Take each line containing the word "types" and copy it.

(Stored records)
[start]

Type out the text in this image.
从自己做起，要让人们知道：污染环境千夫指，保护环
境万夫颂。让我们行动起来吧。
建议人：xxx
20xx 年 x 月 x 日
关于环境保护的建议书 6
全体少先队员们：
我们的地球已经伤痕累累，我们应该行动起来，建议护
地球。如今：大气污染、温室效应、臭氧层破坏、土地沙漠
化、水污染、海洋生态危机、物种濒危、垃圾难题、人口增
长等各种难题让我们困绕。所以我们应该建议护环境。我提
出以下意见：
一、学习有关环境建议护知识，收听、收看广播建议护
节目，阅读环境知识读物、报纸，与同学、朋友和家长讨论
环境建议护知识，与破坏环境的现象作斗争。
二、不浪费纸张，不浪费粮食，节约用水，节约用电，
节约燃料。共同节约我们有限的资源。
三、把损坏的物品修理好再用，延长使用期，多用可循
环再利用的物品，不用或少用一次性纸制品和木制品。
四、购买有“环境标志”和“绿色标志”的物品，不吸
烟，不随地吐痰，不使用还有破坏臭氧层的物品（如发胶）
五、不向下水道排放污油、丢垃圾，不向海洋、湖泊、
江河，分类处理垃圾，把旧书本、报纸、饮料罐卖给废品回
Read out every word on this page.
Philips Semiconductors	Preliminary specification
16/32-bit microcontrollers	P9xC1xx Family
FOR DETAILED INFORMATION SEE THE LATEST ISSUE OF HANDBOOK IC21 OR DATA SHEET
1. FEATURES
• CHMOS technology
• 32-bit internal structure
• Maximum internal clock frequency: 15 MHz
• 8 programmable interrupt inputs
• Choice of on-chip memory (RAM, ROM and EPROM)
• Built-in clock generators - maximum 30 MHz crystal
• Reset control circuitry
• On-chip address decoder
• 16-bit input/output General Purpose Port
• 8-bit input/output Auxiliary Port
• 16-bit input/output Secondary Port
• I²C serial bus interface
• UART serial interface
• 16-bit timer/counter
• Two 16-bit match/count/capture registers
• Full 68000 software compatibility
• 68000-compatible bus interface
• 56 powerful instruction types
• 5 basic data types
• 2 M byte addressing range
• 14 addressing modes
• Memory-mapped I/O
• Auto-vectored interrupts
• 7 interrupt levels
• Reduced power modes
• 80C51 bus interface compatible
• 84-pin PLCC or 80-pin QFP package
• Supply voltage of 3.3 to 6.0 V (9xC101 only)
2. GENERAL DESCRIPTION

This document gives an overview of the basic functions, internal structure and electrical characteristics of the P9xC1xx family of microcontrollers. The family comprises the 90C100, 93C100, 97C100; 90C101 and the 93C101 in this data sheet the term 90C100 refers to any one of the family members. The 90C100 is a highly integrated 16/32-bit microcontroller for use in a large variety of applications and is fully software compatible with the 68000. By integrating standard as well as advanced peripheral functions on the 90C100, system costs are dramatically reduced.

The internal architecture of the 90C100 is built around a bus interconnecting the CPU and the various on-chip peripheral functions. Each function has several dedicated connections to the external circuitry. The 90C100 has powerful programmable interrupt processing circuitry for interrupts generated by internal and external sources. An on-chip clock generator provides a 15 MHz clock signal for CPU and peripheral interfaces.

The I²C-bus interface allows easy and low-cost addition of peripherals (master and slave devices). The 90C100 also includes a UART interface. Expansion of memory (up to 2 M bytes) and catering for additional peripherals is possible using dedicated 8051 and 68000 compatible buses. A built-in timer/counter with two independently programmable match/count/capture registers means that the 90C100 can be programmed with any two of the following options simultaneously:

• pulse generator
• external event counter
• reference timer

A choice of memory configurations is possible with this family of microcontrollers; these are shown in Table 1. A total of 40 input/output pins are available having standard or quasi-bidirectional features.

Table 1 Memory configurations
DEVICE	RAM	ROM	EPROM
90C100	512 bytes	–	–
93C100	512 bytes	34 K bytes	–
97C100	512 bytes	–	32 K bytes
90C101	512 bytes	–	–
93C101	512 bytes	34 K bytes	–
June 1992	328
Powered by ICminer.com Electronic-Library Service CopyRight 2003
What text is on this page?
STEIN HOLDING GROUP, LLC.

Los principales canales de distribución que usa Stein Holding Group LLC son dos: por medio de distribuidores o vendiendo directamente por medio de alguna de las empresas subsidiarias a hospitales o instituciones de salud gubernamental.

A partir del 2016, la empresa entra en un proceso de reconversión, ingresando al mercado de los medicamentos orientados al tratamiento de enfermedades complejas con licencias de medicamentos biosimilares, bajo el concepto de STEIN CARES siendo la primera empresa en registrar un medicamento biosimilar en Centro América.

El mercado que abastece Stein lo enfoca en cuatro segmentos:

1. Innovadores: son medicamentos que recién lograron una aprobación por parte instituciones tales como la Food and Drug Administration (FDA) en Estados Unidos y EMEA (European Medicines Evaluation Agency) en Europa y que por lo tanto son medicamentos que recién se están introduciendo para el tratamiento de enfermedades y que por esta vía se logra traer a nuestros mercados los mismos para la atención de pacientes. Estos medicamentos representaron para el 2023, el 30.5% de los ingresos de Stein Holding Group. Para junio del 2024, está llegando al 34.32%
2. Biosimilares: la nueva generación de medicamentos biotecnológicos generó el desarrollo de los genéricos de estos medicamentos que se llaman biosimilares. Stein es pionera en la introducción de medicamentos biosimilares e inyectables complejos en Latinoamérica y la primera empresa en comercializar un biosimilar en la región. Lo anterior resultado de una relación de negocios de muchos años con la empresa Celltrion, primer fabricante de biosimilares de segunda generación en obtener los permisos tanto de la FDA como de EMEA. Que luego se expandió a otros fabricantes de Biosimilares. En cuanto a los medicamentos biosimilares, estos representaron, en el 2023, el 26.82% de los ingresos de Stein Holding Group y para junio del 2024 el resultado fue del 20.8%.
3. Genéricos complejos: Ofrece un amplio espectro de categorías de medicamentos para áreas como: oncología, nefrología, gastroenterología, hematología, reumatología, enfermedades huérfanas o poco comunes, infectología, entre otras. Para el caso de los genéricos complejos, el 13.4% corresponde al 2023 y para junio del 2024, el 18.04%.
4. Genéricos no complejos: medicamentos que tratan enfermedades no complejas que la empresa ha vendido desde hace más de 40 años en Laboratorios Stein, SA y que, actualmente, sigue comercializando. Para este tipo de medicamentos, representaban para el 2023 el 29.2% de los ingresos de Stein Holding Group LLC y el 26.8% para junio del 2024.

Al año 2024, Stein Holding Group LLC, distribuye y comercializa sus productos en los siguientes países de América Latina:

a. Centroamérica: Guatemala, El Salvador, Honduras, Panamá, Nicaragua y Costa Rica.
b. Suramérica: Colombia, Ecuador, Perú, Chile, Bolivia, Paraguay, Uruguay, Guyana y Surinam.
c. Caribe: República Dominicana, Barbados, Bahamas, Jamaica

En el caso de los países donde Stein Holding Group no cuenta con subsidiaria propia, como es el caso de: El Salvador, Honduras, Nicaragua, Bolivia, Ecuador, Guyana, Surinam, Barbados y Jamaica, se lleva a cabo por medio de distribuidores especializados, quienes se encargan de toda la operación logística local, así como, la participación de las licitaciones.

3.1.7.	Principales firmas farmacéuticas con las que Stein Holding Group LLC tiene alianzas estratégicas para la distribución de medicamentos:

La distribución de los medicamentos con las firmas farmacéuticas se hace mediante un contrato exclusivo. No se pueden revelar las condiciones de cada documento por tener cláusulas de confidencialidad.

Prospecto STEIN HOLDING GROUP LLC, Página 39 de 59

[end]

§ **Final result**
• 56 powerful instruction types
• 5 basic data types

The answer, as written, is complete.